• [Provided records]:

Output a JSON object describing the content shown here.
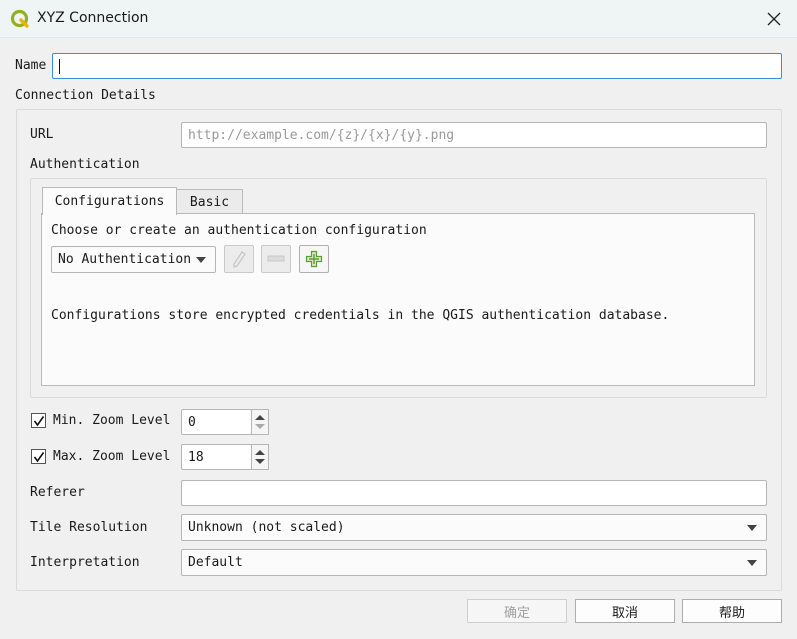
{
  "window": {
    "title": "XYZ Connection",
    "app_icon": "qgis-logo-icon",
    "close_icon": "close-icon"
  },
  "name_row": {
    "label": "Name",
    "value": ""
  },
  "connection_details": {
    "title": "Connection Details",
    "url": {
      "label": "URL",
      "value": "",
      "placeholder": "http://example.com/{z}/{x}/{y}.png"
    },
    "authentication": {
      "label": "Authentication",
      "tabs": [
        {
          "label": "Configurations",
          "active": true
        },
        {
          "label": "Basic",
          "active": false
        }
      ],
      "prompt": "Choose or create an authentication configuration",
      "config_select": {
        "value": "No Authentication"
      },
      "buttons": [
        {
          "icon": "edit-pencil-icon",
          "enabled": false
        },
        {
          "icon": "remove-minus-icon",
          "enabled": false
        },
        {
          "icon": "add-plus-icon",
          "enabled": true
        }
      ],
      "info": "Configurations store encrypted credentials in the QGIS authentication database."
    },
    "min_zoom": {
      "label": "Min. Zoom Level",
      "checked": true,
      "value": "0"
    },
    "max_zoom": {
      "label": "Max. Zoom Level",
      "checked": true,
      "value": "18"
    },
    "referer": {
      "label": "Referer",
      "value": ""
    },
    "tile_resolution": {
      "label": "Tile Resolution",
      "value": "Unknown (not scaled)"
    },
    "interpretation": {
      "label": "Interpretation",
      "value": "Default"
    }
  },
  "footer": {
    "ok_label": "确定",
    "cancel_label": "取消",
    "help_label": "帮助"
  },
  "colors": {
    "title_bar": "#eef5f4",
    "focus_border": "#3b8fd9",
    "qgis_green": "#93b023",
    "add_icon_green": "#5a9e3a"
  }
}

• [Aim of the task]: Give back the whole listing as it stands, minus its pictures.

• [Result of the exercise]:
Output a JSON object describing the content shown here.
{
  "window": {
    "title": "XYZ Connection",
    "app_icon": "qgis-logo-icon",
    "close_icon": "close-icon"
  },
  "name_row": {
    "label": "Name",
    "value": ""
  },
  "connection_details": {
    "title": "Connection Details",
    "url": {
      "label": "URL",
      "value": "",
      "placeholder": "http://example.com/{z}/{x}/{y}.png"
    },
    "authentication": {
      "label": "Authentication",
      "tabs": [
        {
          "label": "Configurations",
          "active": true
        },
        {
          "label": "Basic",
          "active": false
        }
      ],
      "prompt": "Choose or create an authentication configuration",
      "config_select": {
        "value": "No Authentication"
      },
      "buttons": [
        {
          "icon": "edit-pencil-icon",
          "enabled": false
        },
        {
          "icon": "remove-minus-icon",
          "enabled": false
        },
        {
          "icon": "add-plus-icon",
          "enabled": true
        }
      ],
      "info": "Configurations store encrypted credentials in the QGIS authentication database."
    },
    "min_zoom": {
      "label": "Min. Zoom Level",
      "checked": true,
      "value": "0"
    },
    "max_zoom": {
      "label": "Max. Zoom Level",
      "checked": true,
      "value": "18"
    },
    "referer": {
      "label": "Referer",
      "value": ""
    },
    "tile_resolution": {
      "label": "Tile Resolution",
      "value": "Unknown (not scaled)"
    },
    "interpretation": {
      "label": "Interpretation",
      "value": "Default"
    }
  },
  "footer": {
    "ok_label": "确定",
    "cancel_label": "取消",
    "help_label": "帮助"
  },
  "colors": {
    "title_bar": "#eef5f4",
    "focus_border": "#3b8fd9",
    "qgis_green": "#93b023",
    "add_icon_green": "#5a9e3a"
  }
}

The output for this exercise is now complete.